**GIVEN EXERCISE:**
Copy every line of the records below where the word "true" occurs.

[Figure dataset records]
□ □ □

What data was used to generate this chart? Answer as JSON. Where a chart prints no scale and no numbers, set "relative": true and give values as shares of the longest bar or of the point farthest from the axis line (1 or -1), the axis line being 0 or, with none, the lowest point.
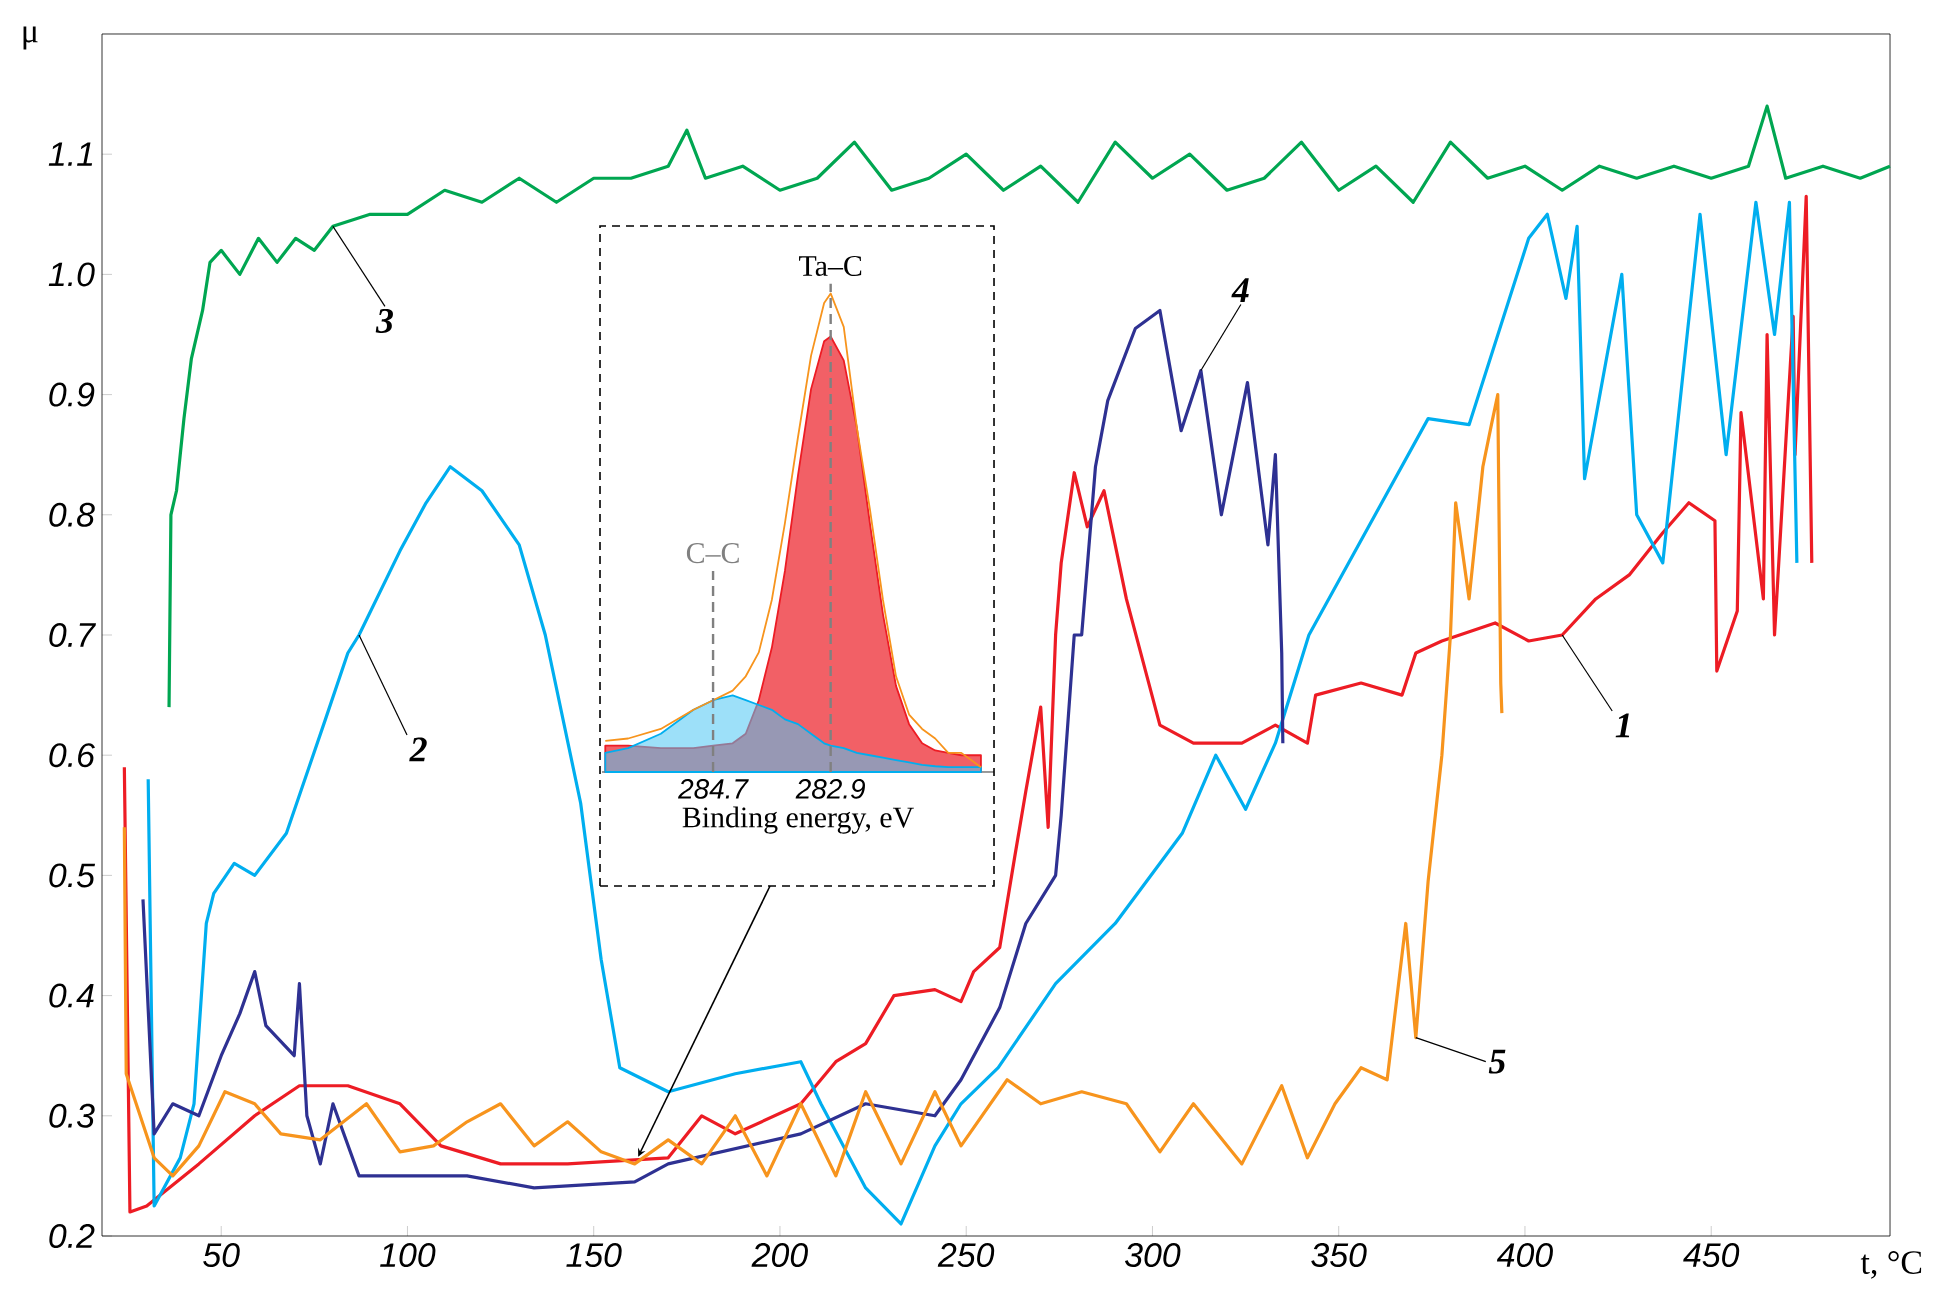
{
  "chart_data": [
    {
      "type": "line",
      "xlabel": "t, °C",
      "ylabel": "μ",
      "xlim": [
        18,
        498
      ],
      "ylim": [
        0.2,
        1.2
      ],
      "xticks": [
        50,
        100,
        150,
        200,
        250,
        300,
        350,
        400,
        450
      ],
      "yticks": [
        0.2,
        0.3,
        0.4,
        0.5,
        0.6,
        0.7,
        0.8,
        0.9,
        {
          "value": 1.0,
          "label": "1.0"
        },
        1.1
      ],
      "series": [
        {
          "name": "1",
          "color": "#ed1c24",
          "x": [
            24,
            25.5,
            30,
            44,
            59,
            71,
            84,
            98,
            109,
            125,
            143,
            170,
            179,
            188,
            205.6,
            215,
            223,
            230.6,
            241.6,
            248.6,
            252,
            259,
            263,
            266,
            270,
            272,
            274,
            275.5,
            279,
            282.5,
            287,
            293,
            302,
            311,
            324,
            333,
            341.6,
            343.8,
            356,
            367,
            370.7,
            377.7,
            392,
            401,
            410,
            419,
            428,
            437,
            444,
            451,
            451.5,
            457,
            458,
            464,
            465,
            467,
            472,
            472.5,
            475.5,
            477
          ],
          "values": [
            0.59,
            0.22,
            0.225,
            0.26,
            0.3,
            0.325,
            0.325,
            0.31,
            0.275,
            0.26,
            0.26,
            0.265,
            0.3,
            0.285,
            0.31,
            0.345,
            0.36,
            0.4,
            0.405,
            0.395,
            0.42,
            0.44,
            0.515,
            0.57,
            0.64,
            0.54,
            0.7,
            0.76,
            0.835,
            0.79,
            0.82,
            0.73,
            0.625,
            0.61,
            0.61,
            0.625,
            0.61,
            0.65,
            0.66,
            0.65,
            0.685,
            0.695,
            0.71,
            0.695,
            0.7,
            0.73,
            0.75,
            0.785,
            0.81,
            0.795,
            0.67,
            0.72,
            0.885,
            0.73,
            0.95,
            0.7,
            0.965,
            0.85,
            1.065,
            0.76
          ]
        },
        {
          "name": "2",
          "color": "#00aeef",
          "x": [
            30.4,
            32,
            39,
            42.7,
            46,
            48,
            53.5,
            59,
            67.5,
            78,
            84,
            87,
            98,
            105,
            111.5,
            120,
            130,
            137,
            146.5,
            152,
            157,
            170,
            188,
            205.6,
            211,
            223,
            232.5,
            241.6,
            248.6,
            258.6,
            274,
            290,
            308,
            317,
            325,
            333,
            342,
            374,
            385,
            401,
            406,
            411,
            414,
            416,
            426,
            430,
            437,
            447,
            454,
            462,
            467,
            471,
            473
          ],
          "values": [
            0.58,
            0.225,
            0.265,
            0.31,
            0.46,
            0.485,
            0.51,
            0.5,
            0.535,
            0.63,
            0.685,
            0.7,
            0.77,
            0.81,
            0.84,
            0.82,
            0.775,
            0.7,
            0.56,
            0.43,
            0.34,
            0.32,
            0.335,
            0.345,
            0.31,
            0.24,
            0.21,
            0.275,
            0.31,
            0.34,
            0.41,
            0.46,
            0.535,
            0.6,
            0.555,
            0.61,
            0.7,
            0.88,
            0.875,
            1.03,
            1.05,
            0.98,
            1.04,
            0.83,
            1.0,
            0.8,
            0.76,
            1.05,
            0.85,
            1.06,
            0.95,
            1.06,
            0.76
          ]
        },
        {
          "name": "3",
          "color": "#00a651",
          "x": [
            36,
            36.5,
            38,
            40,
            42,
            45,
            47,
            50,
            55,
            60,
            65,
            70,
            75,
            80,
            90,
            100,
            110,
            120,
            130,
            140,
            150,
            160,
            170,
            175,
            180,
            190,
            200,
            210,
            220,
            230,
            240,
            250,
            260,
            270,
            280,
            290,
            300,
            310,
            320,
            330,
            340,
            350,
            360,
            370,
            380,
            390,
            400,
            410,
            420,
            430,
            440,
            450,
            460,
            465,
            470,
            480,
            490,
            498
          ],
          "values": [
            0.64,
            0.8,
            0.82,
            0.88,
            0.93,
            0.97,
            1.01,
            1.02,
            1.0,
            1.03,
            1.01,
            1.03,
            1.02,
            1.04,
            1.05,
            1.05,
            1.07,
            1.06,
            1.08,
            1.06,
            1.08,
            1.08,
            1.09,
            1.12,
            1.08,
            1.09,
            1.07,
            1.08,
            1.11,
            1.07,
            1.08,
            1.1,
            1.07,
            1.09,
            1.06,
            1.11,
            1.08,
            1.1,
            1.07,
            1.08,
            1.11,
            1.07,
            1.09,
            1.06,
            1.11,
            1.08,
            1.09,
            1.07,
            1.09,
            1.08,
            1.09,
            1.08,
            1.09,
            1.14,
            1.08,
            1.09,
            1.08,
            1.09
          ]
        },
        {
          "name": "4",
          "color": "#2e3192",
          "x": [
            29,
            32,
            37,
            44,
            50,
            55,
            59,
            62,
            69.6,
            71,
            73,
            76.6,
            80,
            87,
            116,
            134,
            161,
            170,
            205.6,
            223,
            241.6,
            248.6,
            259,
            266,
            274,
            275.5,
            279,
            281,
            284.7,
            288,
            295.4,
            302,
            307.7,
            313,
            318.5,
            325.5,
            331,
            333,
            334.7,
            335
          ],
          "values": [
            0.48,
            0.285,
            0.31,
            0.3,
            0.35,
            0.385,
            0.42,
            0.375,
            0.35,
            0.41,
            0.3,
            0.26,
            0.31,
            0.25,
            0.25,
            0.24,
            0.245,
            0.26,
            0.285,
            0.31,
            0.3,
            0.33,
            0.39,
            0.46,
            0.5,
            0.55,
            0.7,
            0.7,
            0.84,
            0.895,
            0.955,
            0.97,
            0.87,
            0.92,
            0.8,
            0.91,
            0.775,
            0.85,
            0.685,
            0.61
          ]
        },
        {
          "name": "5",
          "color": "#f7941d",
          "x": [
            24,
            24.5,
            32,
            37,
            44,
            51,
            59,
            66,
            76.6,
            89,
            98,
            107,
            116,
            125,
            134,
            143,
            152,
            161,
            170,
            179,
            188,
            196.5,
            205.6,
            215,
            223,
            232.5,
            241.6,
            248.6,
            261,
            270,
            281,
            293,
            302,
            311,
            324,
            334.7,
            341.6,
            349,
            356,
            363,
            368,
            370.7,
            374,
            377.7,
            380,
            381.4,
            385,
            388.7,
            391,
            392.7,
            393.5,
            393.8
          ],
          "values": [
            0.54,
            0.335,
            0.265,
            0.25,
            0.275,
            0.32,
            0.31,
            0.285,
            0.28,
            0.31,
            0.27,
            0.275,
            0.295,
            0.31,
            0.275,
            0.295,
            0.27,
            0.26,
            0.28,
            0.26,
            0.3,
            0.25,
            0.31,
            0.25,
            0.32,
            0.26,
            0.32,
            0.275,
            0.33,
            0.31,
            0.32,
            0.31,
            0.27,
            0.31,
            0.26,
            0.325,
            0.265,
            0.31,
            0.34,
            0.33,
            0.46,
            0.365,
            0.495,
            0.6,
            0.7,
            0.81,
            0.73,
            0.84,
            0.875,
            0.9,
            0.66,
            0.635
          ]
        }
      ]
    },
    {
      "type": "line",
      "relative": true,
      "xlabel": "Binding energy, eV",
      "xlim": [
        286.4,
        280.4
      ],
      "xticks": [
        284.7,
        282.9
      ],
      "ref_lines": [
        {
          "axis": "x",
          "value": 284.7,
          "label": "C–C",
          "color": "#808080",
          "line_style": "dashed"
        },
        {
          "axis": "x",
          "value": 282.9,
          "label": "Ta–C",
          "color": "#808080",
          "line_style": "dashed"
        }
      ],
      "series": [
        {
          "type": "area",
          "color": "#ed1c24",
          "x": [
            286.35,
            286,
            285.5,
            285,
            284.7,
            284.4,
            284.2,
            284,
            283.8,
            283.6,
            283.4,
            283.2,
            283,
            282.9,
            282.7,
            282.5,
            282.3,
            282.1,
            281.9,
            281.7,
            281.5,
            281.3,
            281.1,
            280.9,
            280.6
          ],
          "values": [
            0.055,
            0.055,
            0.05,
            0.05,
            0.055,
            0.06,
            0.08,
            0.15,
            0.26,
            0.42,
            0.62,
            0.8,
            0.9,
            0.91,
            0.86,
            0.72,
            0.52,
            0.33,
            0.18,
            0.1,
            0.06,
            0.045,
            0.04,
            0.035,
            0.035
          ]
        },
        {
          "type": "area",
          "color": "#00aeef",
          "x": [
            286.35,
            286,
            285.5,
            285,
            284.7,
            284.4,
            284.2,
            284,
            283.8,
            283.6,
            283.4,
            283.2,
            283,
            282.9,
            282.7,
            282.5,
            282.3,
            282.1,
            281.9,
            281.7,
            281.5,
            281.3,
            281.1,
            280.9,
            280.6
          ],
          "values": [
            0.04,
            0.05,
            0.08,
            0.13,
            0.15,
            0.16,
            0.15,
            0.14,
            0.13,
            0.11,
            0.1,
            0.08,
            0.06,
            0.055,
            0.05,
            0.04,
            0.035,
            0.03,
            0.025,
            0.02,
            0.015,
            0.012,
            0.01,
            0.01,
            0.01
          ]
        },
        {
          "type": "line",
          "color": "#f7941d",
          "x": [
            286.35,
            286,
            285.5,
            285,
            284.7,
            284.4,
            284.2,
            284,
            283.8,
            283.6,
            283.4,
            283.2,
            283,
            282.9,
            282.7,
            282.5,
            282.3,
            282.1,
            281.9,
            281.7,
            281.5,
            281.3,
            281.1,
            280.9,
            280.6
          ],
          "values": [
            0.065,
            0.07,
            0.09,
            0.13,
            0.15,
            0.17,
            0.2,
            0.25,
            0.36,
            0.52,
            0.7,
            0.87,
            0.98,
            1.0,
            0.93,
            0.72,
            0.55,
            0.36,
            0.2,
            0.12,
            0.09,
            0.07,
            0.04,
            0.04,
            0.01
          ]
        }
      ]
    }
  ]
}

□ □ □

**RESULT OF THE TASK:**
What data was used to generate this chart? Answer as JSON. Where a chart prints no scale and no numbers, set "relative": true and give values as shares of the longest bar or of the point farthest from the axis line (1 or -1), the axis line being 0 or, with none, the lowest point.
      "relative": true,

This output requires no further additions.